▼

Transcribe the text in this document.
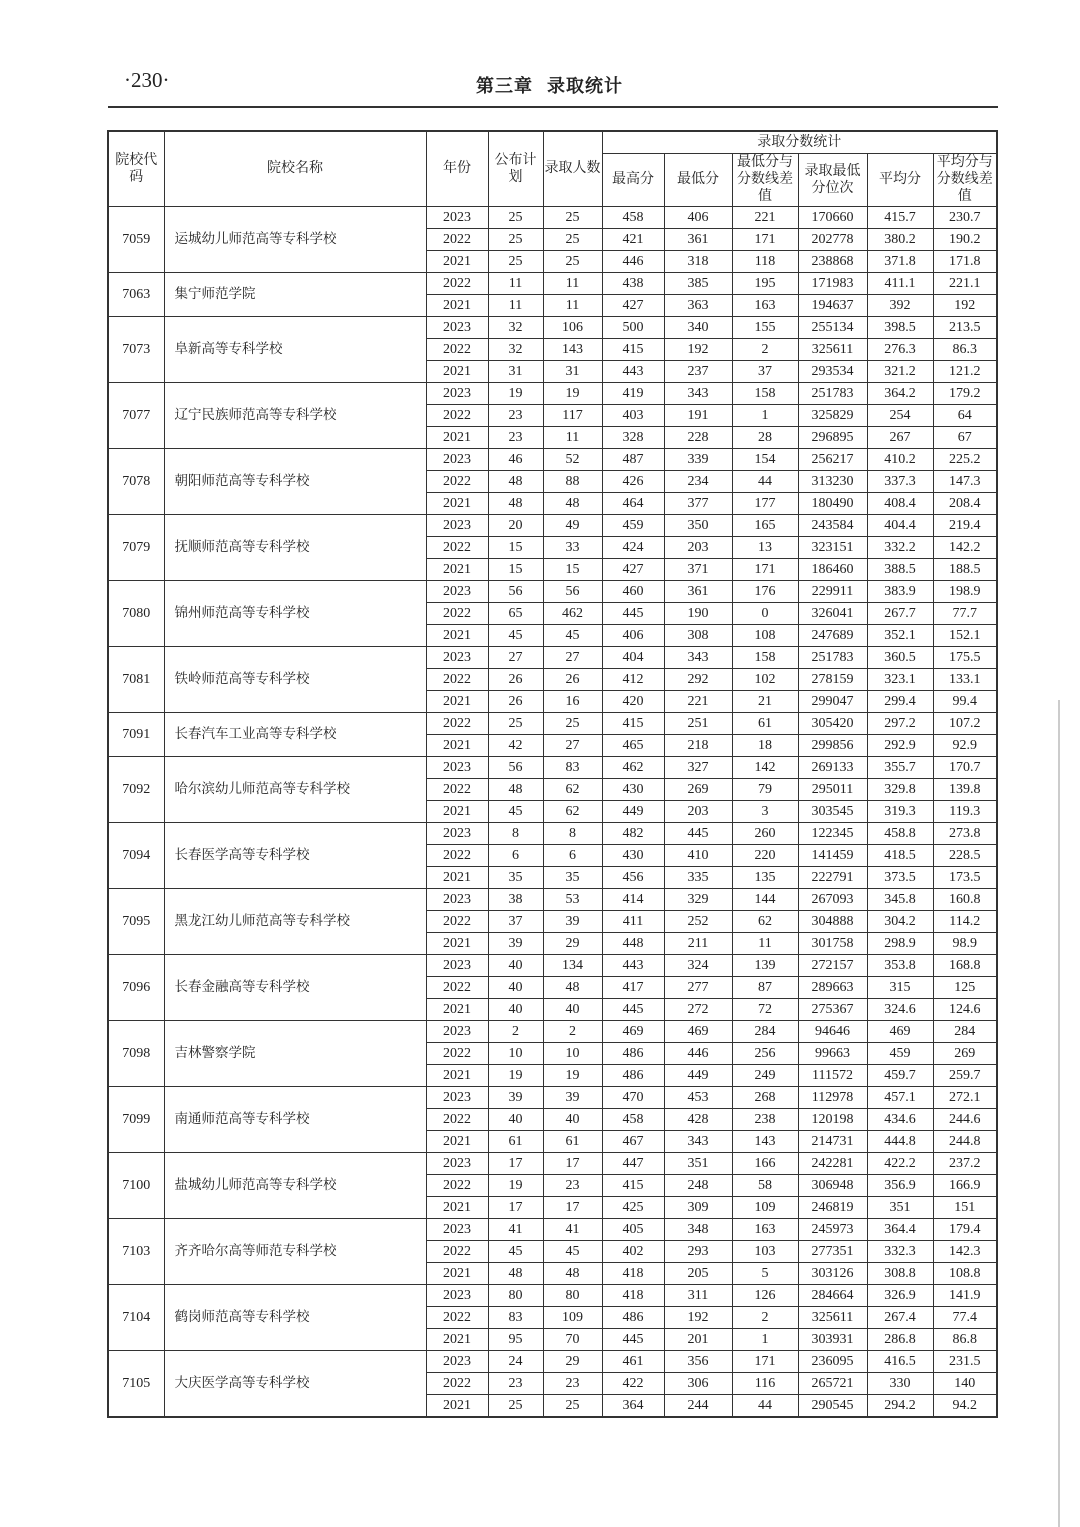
·230·	第三章 录取统计
院校代码	院校名称	年份	公布计划	录取人数	录取分数统计					
					最高分	最低分	最低分与分数线差值	录取最低分位次	平均分	平均分与分数线差值
7059	运城幼儿师范高等专科学校	2023	25	25	458	406	221	170660	415.7	230.7
		2022	25	25	421	361	171	202778	380.2	190.2
		2021	25	25	446	318	118	238868	371.8	171.8
7063	集宁师范学院	2022	11	11	438	385	195	171983	411.1	221.1
		2021	11	11	427	363	163	194637	392	192
7073	阜新高等专科学校	2023	32	106	500	340	155	255134	398.5	213.5
		2022	32	143	415	192	2	325611	276.3	86.3
		2021	31	31	443	237	37	293534	321.2	121.2
7077	辽宁民族师范高等专科学校	2023	19	19	419	343	158	251783	364.2	179.2
		2022	23	117	403	191	1	325829	254	64
		2021	23	11	328	228	28	296895	267	67
7078	朝阳师范高等专科学校	2023	46	52	487	339	154	256217	410.2	225.2
		2022	48	88	426	234	44	313230	337.3	147.3
		2021	48	48	464	377	177	180490	408.4	208.4
7079	抚顺师范高等专科学校	2023	20	49	459	350	165	243584	404.4	219.4
		2022	15	33	424	203	13	323151	332.2	142.2
		2021	15	15	427	371	171	186460	388.5	188.5
7080	锦州师范高等专科学校	2023	56	56	460	361	176	229911	383.9	198.9
		2022	65	462	445	190	0	326041	267.7	77.7
		2021	45	45	406	308	108	247689	352.1	152.1
7081	铁岭师范高等专科学校	2023	27	27	404	343	158	251783	360.5	175.5
		2022	26	26	412	292	102	278159	323.1	133.1
		2021	26	16	420	221	21	299047	299.4	99.4
7091	长春汽车工业高等专科学校	2022	25	25	415	251	61	305420	297.2	107.2
		2021	42	27	465	218	18	299856	292.9	92.9
7092	哈尔滨幼儿师范高等专科学校	2023	56	83	462	327	142	269133	355.7	170.7
		2022	48	62	430	269	79	295011	329.8	139.8
		2021	45	62	449	203	3	303545	319.3	119.3
7094	长春医学高等专科学校	2023	8	8	482	445	260	122345	458.8	273.8
		2022	6	6	430	410	220	141459	418.5	228.5
		2021	35	35	456	335	135	222791	373.5	173.5
7095	黑龙江幼儿师范高等专科学校	2023	38	53	414	329	144	267093	345.8	160.8
		2022	37	39	411	252	62	304888	304.2	114.2
		2021	39	29	448	211	11	301758	298.9	98.9
7096	长春金融高等专科学校	2023	40	134	443	324	139	272157	353.8	168.8
		2022	40	48	417	277	87	289663	315	125
		2021	40	40	445	272	72	275367	324.6	124.6
7098	吉林警察学院	2023	2	2	469	469	284	94646	469	284
		2022	10	10	486	446	256	99663	459	269
		2021	19	19	486	449	249	111572	459.7	259.7
7099	南通师范高等专科学校	2023	39	39	470	453	268	112978	457.1	272.1
		2022	40	40	458	428	238	120198	434.6	244.6
		2021	61	61	467	343	143	214731	444.8	244.8
7100	盐城幼儿师范高等专科学校	2023	17	17	447	351	166	242281	422.2	237.2
		2022	19	23	415	248	58	306948	356.9	166.9
		2021	17	17	425	309	109	246819	351	151
7103	齐齐哈尔高等师范专科学校	2023	41	41	405	348	163	245973	364.4	179.4
		2022	45	45	402	293	103	277351	332.3	142.3
		2021	48	48	418	205	5	303126	308.8	108.8
7104	鹤岗师范高等专科学校	2023	80	80	418	311	126	284664	326.9	141.9
		2022	83	109	486	192	2	325611	267.4	77.4
		2021	95	70	445	201	1	303931	286.8	86.8
7105	大庆医学高等专科学校	2023	24	29	461	356	171	236095	416.5	231.5
		2022	23	23	422	306	116	265721	330	140
		2021	25	25	364	244	44	290545	294.2	94.2
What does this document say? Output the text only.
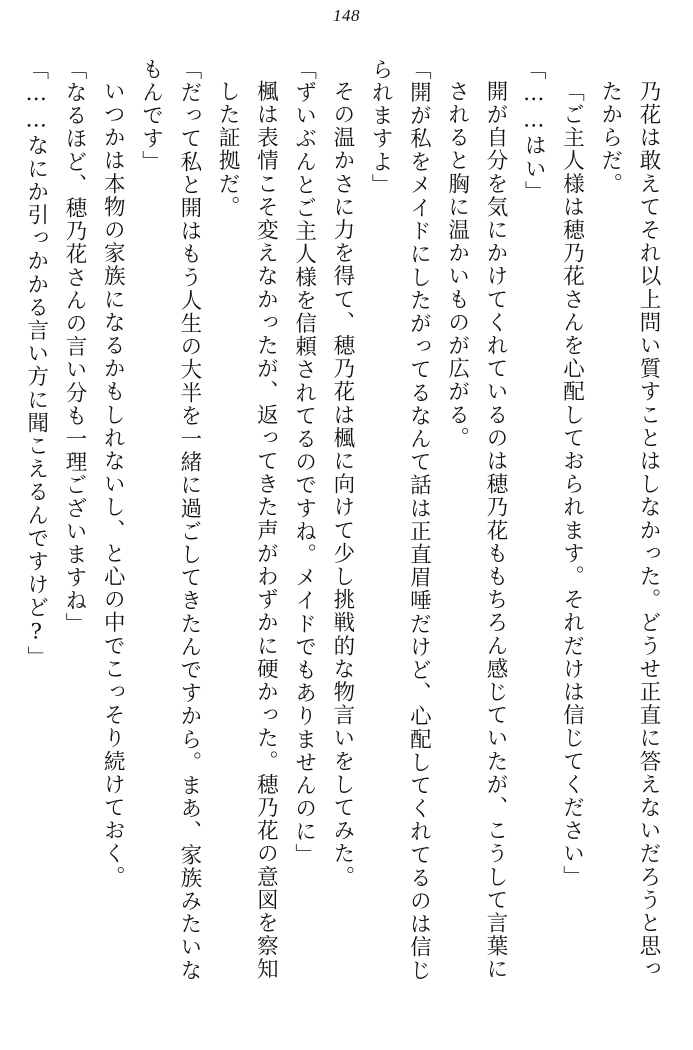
148

乃花は敢えてそれ以上問い質すことはしなかった。どうせ正直に答えないだろうと思ったからだ。

「ご主人様は穂乃花さんを心配しておられます。それだけは信じてください」

「……はい」

開が自分を気にかけてくれているのは穂乃花ももちろん感じていたが、こうして言葉にされると胸に温かいものが広がる。

「開が私をメイドにしたがってるなんて話は正直眉唾だけど、心配してくれてるのは信じられますよ」

その温かさに力を得て、穂乃花は楓に向けて少し挑戦的な物言いをしてみた。

「ずいぶんとご主人様を信頼されてるのですね。メイドでもありませんのに」

楓は表情こそ変えなかったが、返ってきた声がわずかに硬かった。穂乃花の意図を察知した証拠だ。

「だって私と開はもう人生の大半を一緒に過ごしてきたんですから。まあ、家族みたいなもんです」

いつかは本物の家族になるかもしれないし、と心の中でこっそり続けておく。

「なるほど、穂乃花さんの言い分も一理ございますね」

「……なにか引っかかる言い方に聞こえるんですけど?」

▲

▸ **EXERCISE AIM**:
Omit the pictures, then quote the rest of the material above exactly.

▸ **COMPLETE RESPONSE**:
Transcribe the text in this document.
·230·	第三章 录取统计
院校代码	院校名称	年份	公布计划	录取人数	录取分数统计					
					最高分	最低分	最低分与分数线差值	录取最低分位次	平均分	平均分与分数线差值
7059	运城幼儿师范高等专科学校	2023	25	25	458	406	221	170660	415.7	230.7
		2022	25	25	421	361	171	202778	380.2	190.2
		2021	25	25	446	318	118	238868	371.8	171.8
7063	集宁师范学院	2022	11	11	438	385	195	171983	411.1	221.1
		2021	11	11	427	363	163	194637	392	192
7073	阜新高等专科学校	2023	32	106	500	340	155	255134	398.5	213.5
		2022	32	143	415	192	2	325611	276.3	86.3
		2021	31	31	443	237	37	293534	321.2	121.2
7077	辽宁民族师范高等专科学校	2023	19	19	419	343	158	251783	364.2	179.2
		2022	23	117	403	191	1	325829	254	64
		2021	23	11	328	228	28	296895	267	67
7078	朝阳师范高等专科学校	2023	46	52	487	339	154	256217	410.2	225.2
		2022	48	88	426	234	44	313230	337.3	147.3
		2021	48	48	464	377	177	180490	408.4	208.4
7079	抚顺师范高等专科学校	2023	20	49	459	350	165	243584	404.4	219.4
		2022	15	33	424	203	13	323151	332.2	142.2
		2021	15	15	427	371	171	186460	388.5	188.5
7080	锦州师范高等专科学校	2023	56	56	460	361	176	229911	383.9	198.9
		2022	65	462	445	190	0	326041	267.7	77.7
		2021	45	45	406	308	108	247689	352.1	152.1
7081	铁岭师范高等专科学校	2023	27	27	404	343	158	251783	360.5	175.5
		2022	26	26	412	292	102	278159	323.1	133.1
		2021	26	16	420	221	21	299047	299.4	99.4
7091	长春汽车工业高等专科学校	2022	25	25	415	251	61	305420	297.2	107.2
		2021	42	27	465	218	18	299856	292.9	92.9
7092	哈尔滨幼儿师范高等专科学校	2023	56	83	462	327	142	269133	355.7	170.7
		2022	48	62	430	269	79	295011	329.8	139.8
		2021	45	62	449	203	3	303545	319.3	119.3
7094	长春医学高等专科学校	2023	8	8	482	445	260	122345	458.8	273.8
		2022	6	6	430	410	220	141459	418.5	228.5
		2021	35	35	456	335	135	222791	373.5	173.5
7095	黑龙江幼儿师范高等专科学校	2023	38	53	414	329	144	267093	345.8	160.8
		2022	37	39	411	252	62	304888	304.2	114.2
		2021	39	29	448	211	11	301758	298.9	98.9
7096	长春金融高等专科学校	2023	40	134	443	324	139	272157	353.8	168.8
		2022	40	48	417	277	87	289663	315	125
		2021	40	40	445	272	72	275367	324.6	124.6
7098	吉林警察学院	2023	2	2	469	469	284	94646	469	284
		2022	10	10	486	446	256	99663	459	269
		2021	19	19	486	449	249	111572	459.7	259.7
7099	南通师范高等专科学校	2023	39	39	470	453	268	112978	457.1	272.1
		2022	40	40	458	428	238	120198	434.6	244.6
		2021	61	61	467	343	143	214731	444.8	244.8
7100	盐城幼儿师范高等专科学校	2023	17	17	447	351	166	242281	422.2	237.2
		2022	19	23	415	248	58	306948	356.9	166.9
		2021	17	17	425	309	109	246819	351	151
7103	齐齐哈尔高等师范专科学校	2023	41	41	405	348	163	245973	364.4	179.4
		2022	45	45	402	293	103	277351	332.3	142.3
		2021	48	48	418	205	5	303126	308.8	108.8
7104	鹤岗师范高等专科学校	2023	80	80	418	311	126	284664	326.9	141.9
		2022	83	109	486	192	2	325611	267.4	77.4
		2021	95	70	445	201	1	303931	286.8	86.8
7105	大庆医学高等专科学校	2023	24	29	461	356	171	236095	416.5	231.5
		2022	23	23	422	306	116	265721	330	140
		2021	25	25	364	244	44	290545	294.2	94.2
What does this document say? Output the text only.
148

乃花は敢えてそれ以上問い質すことはしなかった。どうせ正直に答えないだろうと思ったからだ。

「ご主人様は穂乃花さんを心配しておられます。それだけは信じてください」

「……はい」

開が自分を気にかけてくれているのは穂乃花ももちろん感じていたが、こうして言葉にされると胸に温かいものが広がる。

「開が私をメイドにしたがってるなんて話は正直眉唾だけど、心配してくれてるのは信じられますよ」

その温かさに力を得て、穂乃花は楓に向けて少し挑戦的な物言いをしてみた。

「ずいぶんとご主人様を信頼されてるのですね。メイドでもありませんのに」

楓は表情こそ変えなかったが、返ってきた声がわずかに硬かった。穂乃花の意図を察知した証拠だ。

「だって私と開はもう人生の大半を一緒に過ごしてきたんですから。まあ、家族みたいなもんです」

いつかは本物の家族になるかもしれないし、と心の中でこっそり続けておく。

「なるほど、穂乃花さんの言い分も一理ございますね」

「……なにか引っかかる言い方に聞こえるんですけど?」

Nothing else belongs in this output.